STATED EXERCISE | In the copy, keep every record exact and leave out all images.
══════
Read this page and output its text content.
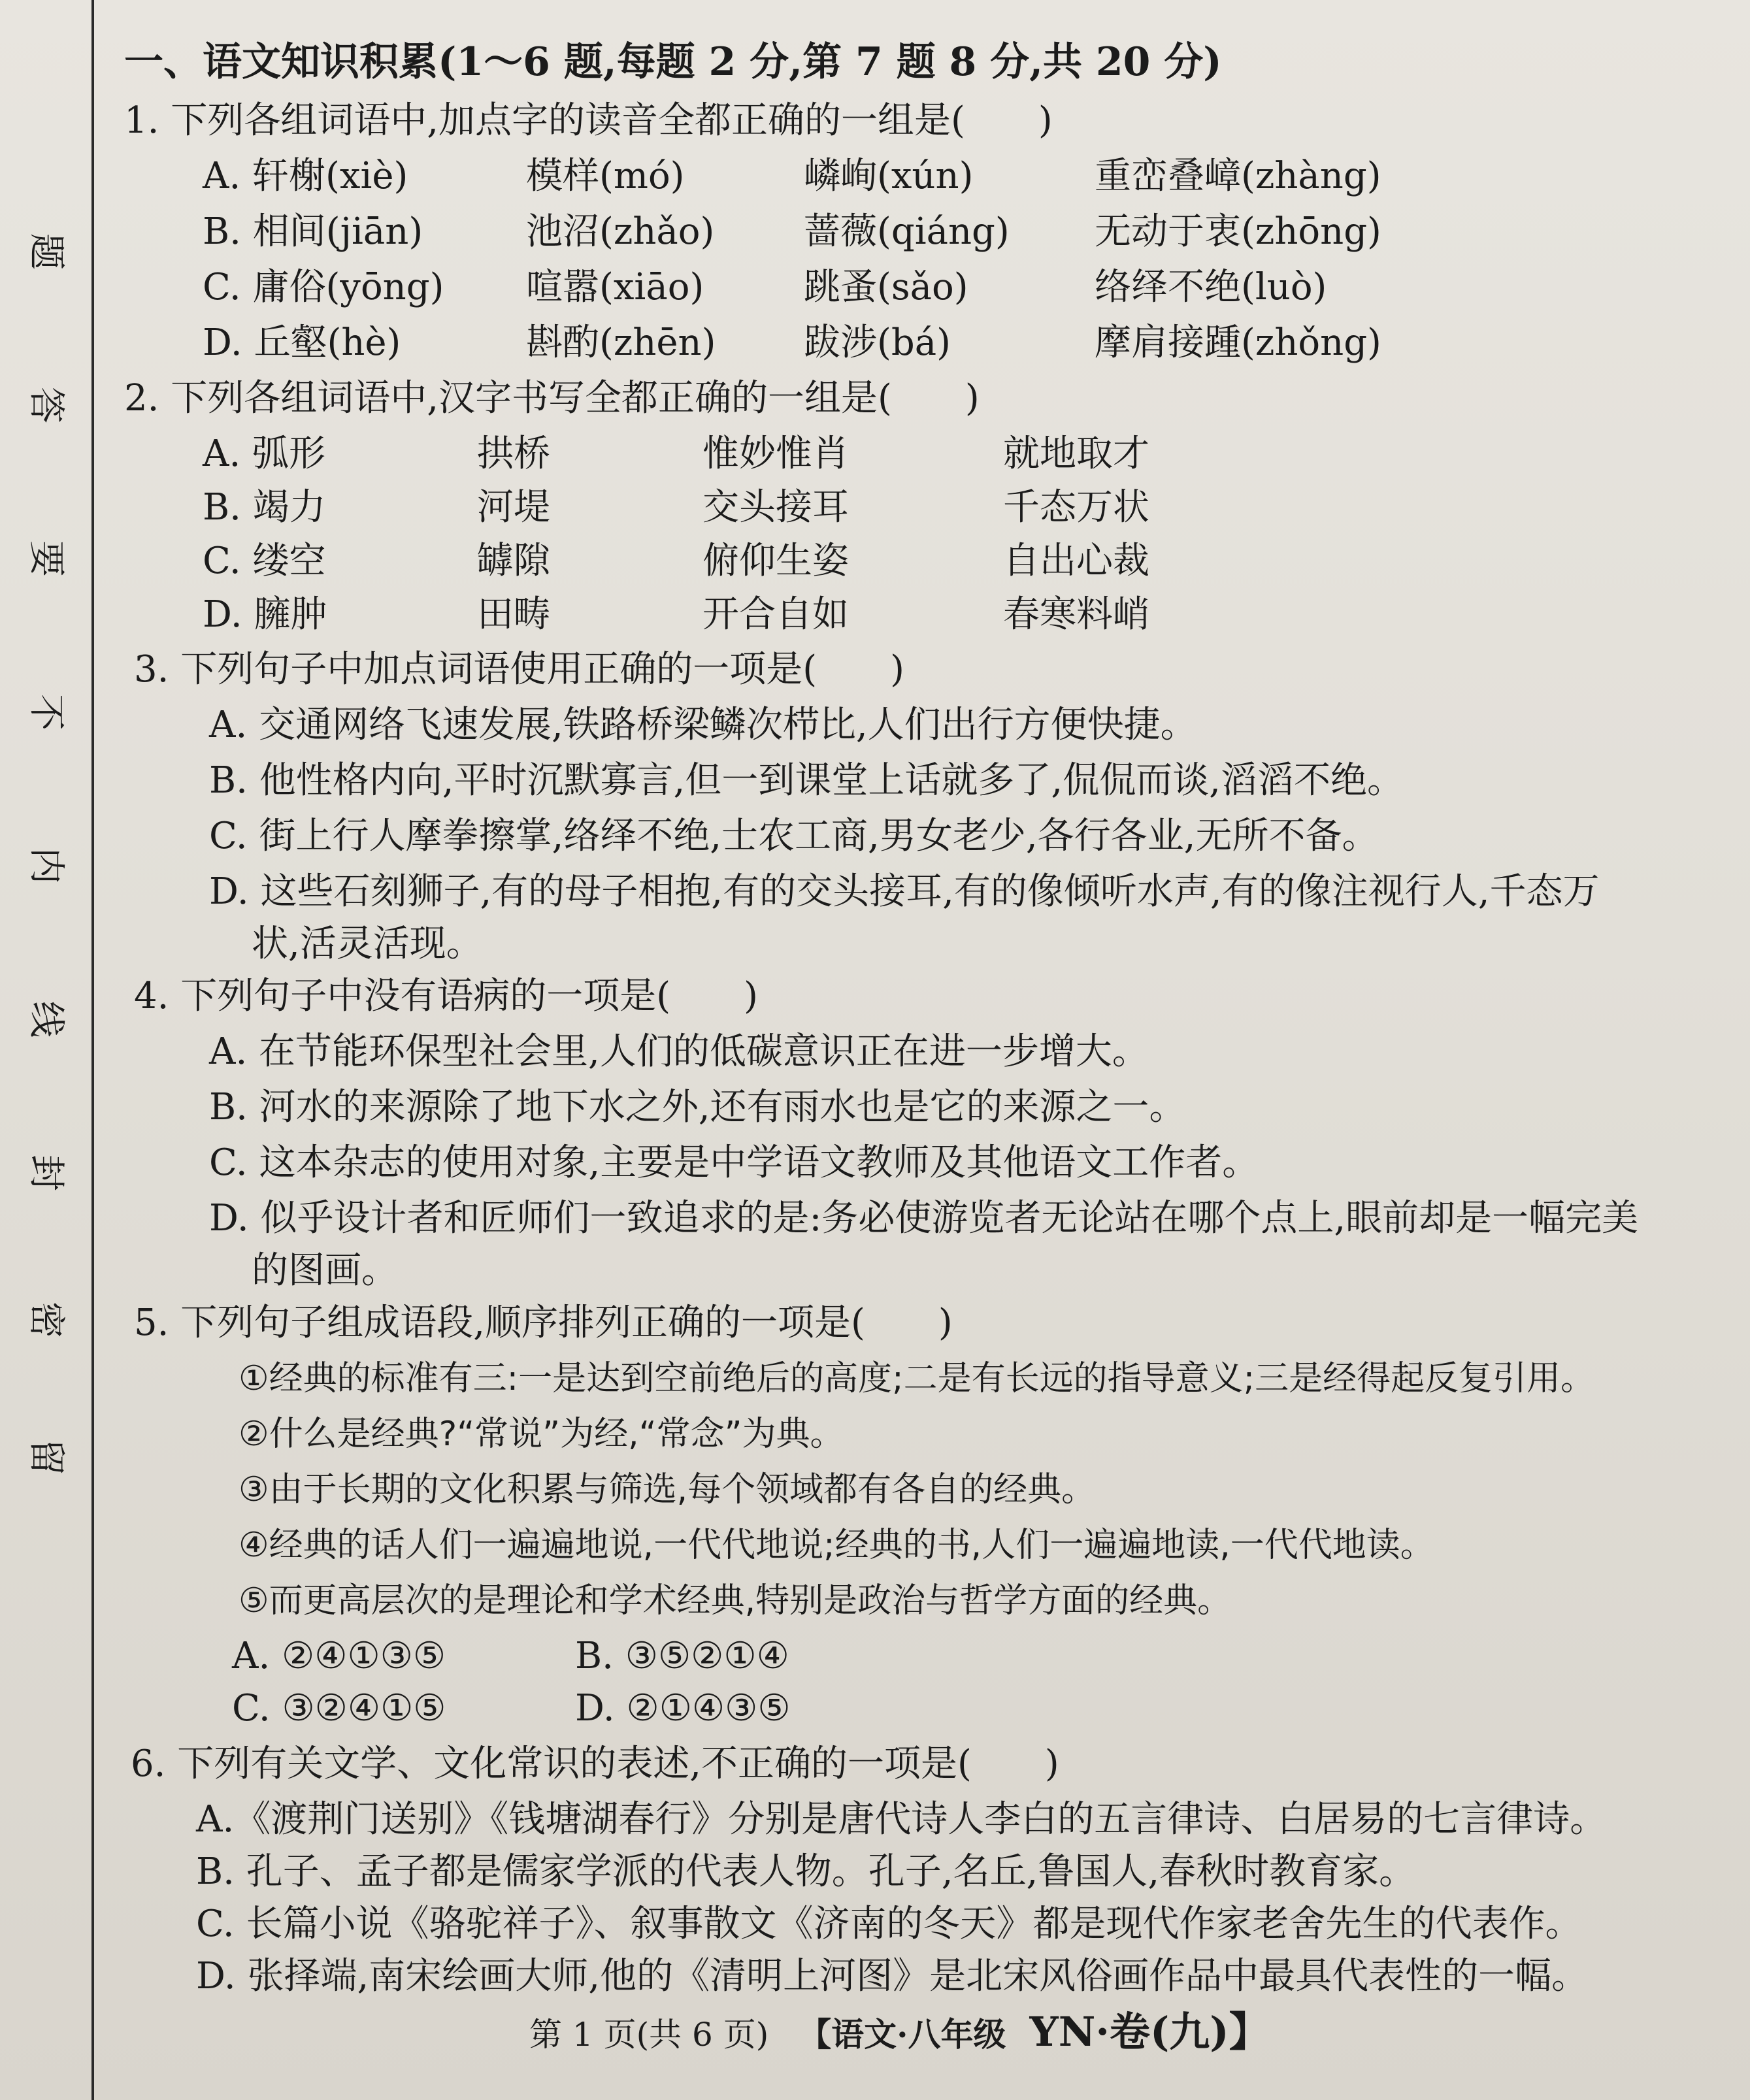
题
答
要
不
内
线
封
密
留
一、语文知识积累(1～6 题,每题 2 分,第 7 题 8 分,共 20 分)
1. 下列各组词语中,加点字的读音全都正确的一组是(　　)
A. 轩榭(xiè)	模样(mó)	嶙峋(xún)	重峦叠嶂(zhàng)
B. 相间(jiān)	池沼(zhǎo) 蔷薇(qiáng) 无动于衷(zhōng)
C. 庸俗(yōng) 喧嚣(xiāo)	跳蚤(sǎo)	络绎不绝(luò)
D. 丘壑(hè)	斟酌(zhēn) 跋涉(bá)	摩肩接踵(zhǒng)
2. 下列各组词语中,汉字书写全都正确的一组是(　　)
A. 弧形	拱桥	惟妙惟肖	就地取才
B. 竭力	河堤	交头接耳	千态万状
C. 缕空	罅隙	俯仰生姿	自出心裁
D. 臃肿	田畴	开合自如	春寒料峭
3. 下列句子中加点词语使用正确的一项是(　　)
A. 交通网络飞速发展,铁路桥梁鳞次栉比,人们出行方便快捷。
B. 他性格内向,平时沉默寡言,但一到课堂上话就多了,侃侃而谈,滔滔不绝。
C. 街上行人摩拳擦掌,络绎不绝,士农工商,男女老少,各行各业,无所不备。
D. 这些石刻狮子,有的母子相抱,有的交头接耳,有的像倾听水声,有的像注视行人,千态万
状,活灵活现。
4. 下列句子中没有语病的一项是(　　)
A. 在节能环保型社会里,人们的低碳意识正在进一步增大。
B. 河水的来源除了地下水之外,还有雨水也是它的来源之一。
C. 这本杂志的使用对象,主要是中学语文教师及其他语文工作者。
D. 似乎设计者和匠师们一致追求的是:务必使游览者无论站在哪个点上,眼前却是一幅完美
的图画。
5. 下列句子组成语段,顺序排列正确的一项是(　　)
①经典的标准有三:一是达到空前绝后的高度;二是有长远的指导意义;三是经得起反复引用。
②什么是经典?“常说”为经,“常念”为典。
③由于长期的文化积累与筛选,每个领域都有各自的经典。
④经典的话人们一遍遍地说,一代代地说;经典的书,人们一遍遍地读,一代代地读。
⑤而更高层次的是理论和学术经典,特别是政治与哲学方面的经典。
A. ②④①③⑤	B. ③⑤②①④
C. ③②④①⑤	D. ②①④③⑤
6. 下列有关文学、文化常识的表述,不正确的一项是(　　)
A.《渡荆门送别》《钱塘湖春行》分别是唐代诗人李白的五言律诗、白居易的七言律诗。
B. 孔子、孟子都是儒家学派的代表人物。孔子,名丘,鲁国人,春秋时教育家。
C. 长篇小说《骆驼祥子》、叙事散文《济南的冬天》都是现代作家老舍先生的代表作。
D. 张择端,南宋绘画大师,他的《清明上河图》是北宋风俗画作品中最具代表性的一幅。
第 1 页(共 6 页) 【语文·八年级 YN·卷(九)】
══════
COMPLETED TASK |
Read this page and output its text content.
题
答
要
不
内
线
封
密
留
一、语文知识积累(1～6 题,每题 2 分,第 7 题 8 分,共 20 分)
1. 下列各组词语中,加点字的读音全都正确的一组是(　　)
A. 轩榭(xiè)	模样(mó)	嶙峋(xún)	重峦叠嶂(zhàng)
B. 相间(jiān)	池沼(zhǎo) 蔷薇(qiáng) 无动于衷(zhōng)
C. 庸俗(yōng) 喧嚣(xiāo)	跳蚤(sǎo)	络绎不绝(luò)
D. 丘壑(hè)	斟酌(zhēn) 跋涉(bá)	摩肩接踵(zhǒng)
2. 下列各组词语中,汉字书写全都正确的一组是(　　)
A. 弧形	拱桥	惟妙惟肖	就地取才
B. 竭力	河堤	交头接耳	千态万状
C. 缕空	罅隙	俯仰生姿	自出心裁
D. 臃肿	田畴	开合自如	春寒料峭
3. 下列句子中加点词语使用正确的一项是(　　)
A. 交通网络飞速发展,铁路桥梁鳞次栉比,人们出行方便快捷。
B. 他性格内向,平时沉默寡言,但一到课堂上话就多了,侃侃而谈,滔滔不绝。
C. 街上行人摩拳擦掌,络绎不绝,士农工商,男女老少,各行各业,无所不备。
D. 这些石刻狮子,有的母子相抱,有的交头接耳,有的像倾听水声,有的像注视行人,千态万
状,活灵活现。
4. 下列句子中没有语病的一项是(　　)
A. 在节能环保型社会里,人们的低碳意识正在进一步增大。
B. 河水的来源除了地下水之外,还有雨水也是它的来源之一。
C. 这本杂志的使用对象,主要是中学语文教师及其他语文工作者。
D. 似乎设计者和匠师们一致追求的是:务必使游览者无论站在哪个点上,眼前却是一幅完美
的图画。
5. 下列句子组成语段,顺序排列正确的一项是(　　)
①经典的标准有三:一是达到空前绝后的高度;二是有长远的指导意义;三是经得起反复引用。
②什么是经典?“常说”为经,“常念”为典。
③由于长期的文化积累与筛选,每个领域都有各自的经典。
④经典的话人们一遍遍地说,一代代地说;经典的书,人们一遍遍地读,一代代地读。
⑤而更高层次的是理论和学术经典,特别是政治与哲学方面的经典。
A. ②④①③⑤	B. ③⑤②①④
C. ③②④①⑤	D. ②①④③⑤
6. 下列有关文学、文化常识的表述,不正确的一项是(　　)
A.《渡荆门送别》《钱塘湖春行》分别是唐代诗人李白的五言律诗、白居易的七言律诗。
B. 孔子、孟子都是儒家学派的代表人物。孔子,名丘,鲁国人,春秋时教育家。
C. 长篇小说《骆驼祥子》、叙事散文《济南的冬天》都是现代作家老舍先生的代表作。
D. 张择端,南宋绘画大师,他的《清明上河图》是北宋风俗画作品中最具代表性的一幅。
第 1 页(共 6 页) 【语文·八年级 YN·卷(九)】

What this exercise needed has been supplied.